What you are asked to do
Transcribe the records that follow, preserving every word.

(Recorded data)
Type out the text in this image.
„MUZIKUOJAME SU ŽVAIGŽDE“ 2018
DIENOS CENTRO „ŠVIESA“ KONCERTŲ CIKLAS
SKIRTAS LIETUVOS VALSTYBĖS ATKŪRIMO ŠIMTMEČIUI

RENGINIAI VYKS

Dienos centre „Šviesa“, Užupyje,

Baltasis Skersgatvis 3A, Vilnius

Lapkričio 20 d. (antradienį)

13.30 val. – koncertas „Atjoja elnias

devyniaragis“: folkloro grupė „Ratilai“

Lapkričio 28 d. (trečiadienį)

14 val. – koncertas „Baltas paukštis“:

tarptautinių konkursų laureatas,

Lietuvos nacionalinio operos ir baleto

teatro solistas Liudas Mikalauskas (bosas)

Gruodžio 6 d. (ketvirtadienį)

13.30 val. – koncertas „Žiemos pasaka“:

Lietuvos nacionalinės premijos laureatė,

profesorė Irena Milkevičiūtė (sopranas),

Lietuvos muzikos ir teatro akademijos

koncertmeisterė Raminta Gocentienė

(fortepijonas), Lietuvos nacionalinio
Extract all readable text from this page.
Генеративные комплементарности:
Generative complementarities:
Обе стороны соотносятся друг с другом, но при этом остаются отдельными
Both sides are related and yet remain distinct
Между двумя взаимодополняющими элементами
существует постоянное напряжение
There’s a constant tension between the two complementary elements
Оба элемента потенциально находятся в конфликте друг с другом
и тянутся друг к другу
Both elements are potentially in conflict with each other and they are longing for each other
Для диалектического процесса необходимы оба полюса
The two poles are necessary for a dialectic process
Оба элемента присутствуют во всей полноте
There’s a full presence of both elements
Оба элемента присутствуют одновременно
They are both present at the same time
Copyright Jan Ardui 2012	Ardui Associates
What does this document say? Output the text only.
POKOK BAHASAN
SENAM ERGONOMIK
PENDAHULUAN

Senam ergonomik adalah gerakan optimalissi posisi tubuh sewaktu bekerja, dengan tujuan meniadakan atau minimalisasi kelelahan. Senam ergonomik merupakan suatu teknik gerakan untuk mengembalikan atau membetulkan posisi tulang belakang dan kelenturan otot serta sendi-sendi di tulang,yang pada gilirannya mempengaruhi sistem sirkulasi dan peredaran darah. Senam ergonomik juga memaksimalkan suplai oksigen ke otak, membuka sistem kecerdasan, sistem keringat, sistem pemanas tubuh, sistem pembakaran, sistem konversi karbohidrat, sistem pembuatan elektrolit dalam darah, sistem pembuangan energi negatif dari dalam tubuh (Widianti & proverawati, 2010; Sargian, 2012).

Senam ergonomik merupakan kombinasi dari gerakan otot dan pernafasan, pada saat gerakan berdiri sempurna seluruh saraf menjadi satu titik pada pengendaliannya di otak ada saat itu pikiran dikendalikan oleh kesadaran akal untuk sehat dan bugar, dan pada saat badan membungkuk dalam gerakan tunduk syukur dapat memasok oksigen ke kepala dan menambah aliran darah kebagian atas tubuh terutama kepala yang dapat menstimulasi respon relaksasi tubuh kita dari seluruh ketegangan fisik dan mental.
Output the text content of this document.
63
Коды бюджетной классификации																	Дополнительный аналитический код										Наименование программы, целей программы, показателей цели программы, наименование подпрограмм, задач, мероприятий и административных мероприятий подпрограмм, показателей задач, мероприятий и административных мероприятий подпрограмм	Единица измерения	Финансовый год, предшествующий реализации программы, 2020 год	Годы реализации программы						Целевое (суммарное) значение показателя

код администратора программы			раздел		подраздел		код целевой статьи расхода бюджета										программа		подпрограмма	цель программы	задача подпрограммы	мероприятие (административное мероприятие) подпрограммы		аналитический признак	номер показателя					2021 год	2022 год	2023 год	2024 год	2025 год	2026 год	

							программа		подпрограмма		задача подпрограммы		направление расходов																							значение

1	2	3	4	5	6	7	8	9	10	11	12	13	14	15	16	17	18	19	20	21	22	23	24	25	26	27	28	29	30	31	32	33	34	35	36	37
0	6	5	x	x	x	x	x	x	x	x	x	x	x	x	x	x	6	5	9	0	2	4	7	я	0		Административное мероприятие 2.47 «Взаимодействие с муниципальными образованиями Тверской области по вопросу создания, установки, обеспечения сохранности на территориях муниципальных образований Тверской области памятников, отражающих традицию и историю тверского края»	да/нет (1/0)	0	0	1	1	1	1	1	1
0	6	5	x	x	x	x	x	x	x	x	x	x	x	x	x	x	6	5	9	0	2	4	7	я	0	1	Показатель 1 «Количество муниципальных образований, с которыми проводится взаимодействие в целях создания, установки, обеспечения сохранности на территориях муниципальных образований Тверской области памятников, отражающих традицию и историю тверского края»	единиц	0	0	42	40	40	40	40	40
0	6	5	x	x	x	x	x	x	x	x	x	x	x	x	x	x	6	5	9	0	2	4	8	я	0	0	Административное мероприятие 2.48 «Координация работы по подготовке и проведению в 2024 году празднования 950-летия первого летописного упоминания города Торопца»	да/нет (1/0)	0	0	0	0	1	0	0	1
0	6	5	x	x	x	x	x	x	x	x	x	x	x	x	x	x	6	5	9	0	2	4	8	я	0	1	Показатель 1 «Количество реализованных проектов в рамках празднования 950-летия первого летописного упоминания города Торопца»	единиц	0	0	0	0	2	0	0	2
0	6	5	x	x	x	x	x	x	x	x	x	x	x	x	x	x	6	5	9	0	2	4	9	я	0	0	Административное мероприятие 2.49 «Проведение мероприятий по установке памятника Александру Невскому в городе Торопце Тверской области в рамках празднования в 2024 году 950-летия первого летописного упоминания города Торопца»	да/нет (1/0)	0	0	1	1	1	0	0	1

Answer below
Type out the text in this image.
„MUZIKUOJAME SU ŽVAIGŽDE“ 2018
DIENOS CENTRO „ŠVIESA“ KONCERTŲ CIKLAS
SKIRTAS LIETUVOS VALSTYBĖS ATKŪRIMO ŠIMTMEČIUI

RENGINIAI VYKS

Dienos centre „Šviesa“, Užupyje,

Baltasis Skersgatvis 3A, Vilnius

Lapkričio 20 d. (antradienį)

13.30 val. – koncertas „Atjoja elnias

devyniaragis“: folkloro grupė „Ratilai“

Lapkričio 28 d. (trečiadienį)

14 val. – koncertas „Baltas paukštis“:

tarptautinių konkursų laureatas,

Lietuvos nacionalinio operos ir baleto

teatro solistas Liudas Mikalauskas (bosas)

Gruodžio 6 d. (ketvirtadienį)

13.30 val. – koncertas „Žiemos pasaka“:

Lietuvos nacionalinės premijos laureatė,

profesorė Irena Milkevičiūtė (sopranas),

Lietuvos muzikos ir teatro akademijos

koncertmeisterė Raminta Gocentienė

(fortepijonas), Lietuvos nacionalinio
Extract all readable text from this page.
Генеративные комплементарности:
Generative complementarities:
Обе стороны соотносятся друг с другом, но при этом остаются отдельными
Both sides are related and yet remain distinct
Между двумя взаимодополняющими элементами
существует постоянное напряжение
There’s a constant tension between the two complementary elements
Оба элемента потенциально находятся в конфликте друг с другом
и тянутся друг к другу
Both elements are potentially in conflict with each other and they are longing for each other
Для диалектического процесса необходимы оба полюса
The two poles are necessary for a dialectic process
Оба элемента присутствуют во всей полноте
There’s a full presence of both elements
Оба элемента присутствуют одновременно
They are both present at the same time
Copyright Jan Ardui 2012	Ardui Associates
What does this document say? Output the text only.
POKOK BAHASAN
SENAM ERGONOMIK
PENDAHULUAN

Senam ergonomik adalah gerakan optimalissi posisi tubuh sewaktu bekerja, dengan tujuan meniadakan atau minimalisasi kelelahan. Senam ergonomik merupakan suatu teknik gerakan untuk mengembalikan atau membetulkan posisi tulang belakang dan kelenturan otot serta sendi-sendi di tulang,yang pada gilirannya mempengaruhi sistem sirkulasi dan peredaran darah. Senam ergonomik juga memaksimalkan suplai oksigen ke otak, membuka sistem kecerdasan, sistem keringat, sistem pemanas tubuh, sistem pembakaran, sistem konversi karbohidrat, sistem pembuatan elektrolit dalam darah, sistem pembuangan energi negatif dari dalam tubuh (Widianti & proverawati, 2010; Sargian, 2012).

Senam ergonomik merupakan kombinasi dari gerakan otot dan pernafasan, pada saat gerakan berdiri sempurna seluruh saraf menjadi satu titik pada pengendaliannya di otak ada saat itu pikiran dikendalikan oleh kesadaran akal untuk sehat dan bugar, dan pada saat badan membungkuk dalam gerakan tunduk syukur dapat memasok oksigen ke kepala dan menambah aliran darah kebagian atas tubuh terutama kepala yang dapat menstimulasi respon relaksasi tubuh kita dari seluruh ketegangan fisik dan mental.
Output the text content of this document.
63
Коды бюджетной классификации																	Дополнительный аналитический код										Наименование программы, целей программы, показателей цели программы, наименование подпрограмм, задач, мероприятий и административных мероприятий подпрограмм, показателей задач, мероприятий и административных мероприятий подпрограмм	Единица измерения	Финансовый год, предшествующий реализации программы, 2020 год	Годы реализации программы						Целевое (суммарное) значение показателя

код администратора программы			раздел		подраздел		код целевой статьи расхода бюджета										программа		подпрограмма	цель программы	задача подпрограммы	мероприятие (административное мероприятие) подпрограммы		аналитический признак	номер показателя					2021 год	2022 год	2023 год	2024 год	2025 год	2026 год	

							программа		подпрограмма		задача подпрограммы		направление расходов																							значение

1	2	3	4	5	6	7	8	9	10	11	12	13	14	15	16	17	18	19	20	21	22	23	24	25	26	27	28	29	30	31	32	33	34	35	36	37
0	6	5	x	x	x	x	x	x	x	x	x	x	x	x	x	x	6	5	9	0	2	4	7	я	0		Административное мероприятие 2.47 «Взаимодействие с муниципальными образованиями Тверской области по вопросу создания, установки, обеспечения сохранности на территориях муниципальных образований Тверской области памятников, отражающих традицию и историю тверского края»	да/нет (1/0)	0	0	1	1	1	1	1	1
0	6	5	x	x	x	x	x	x	x	x	x	x	x	x	x	x	6	5	9	0	2	4	7	я	0	1	Показатель 1 «Количество муниципальных образований, с которыми проводится взаимодействие в целях создания, установки, обеспечения сохранности на территориях муниципальных образований Тверской области памятников, отражающих традицию и историю тверского края»	единиц	0	0	42	40	40	40	40	40
0	6	5	x	x	x	x	x	x	x	x	x	x	x	x	x	x	6	5	9	0	2	4	8	я	0	0	Административное мероприятие 2.48 «Координация работы по подготовке и проведению в 2024 году празднования 950-летия первого летописного упоминания города Торопца»	да/нет (1/0)	0	0	0	0	1	0	0	1
0	6	5	x	x	x	x	x	x	x	x	x	x	x	x	x	x	6	5	9	0	2	4	8	я	0	1	Показатель 1 «Количество реализованных проектов в рамках празднования 950-летия первого летописного упоминания города Торопца»	единиц	0	0	0	0	2	0	0	2
0	6	5	x	x	x	x	x	x	x	x	x	x	x	x	x	x	6	5	9	0	2	4	9	я	0	0	Административное мероприятие 2.49 «Проведение мероприятий по установке памятника Александру Невскому в городе Торопце Тверской области в рамках празднования в 2024 году 950-летия первого летописного упоминания города Торопца»	да/нет (1/0)	0	0	1	1	1	0	0	1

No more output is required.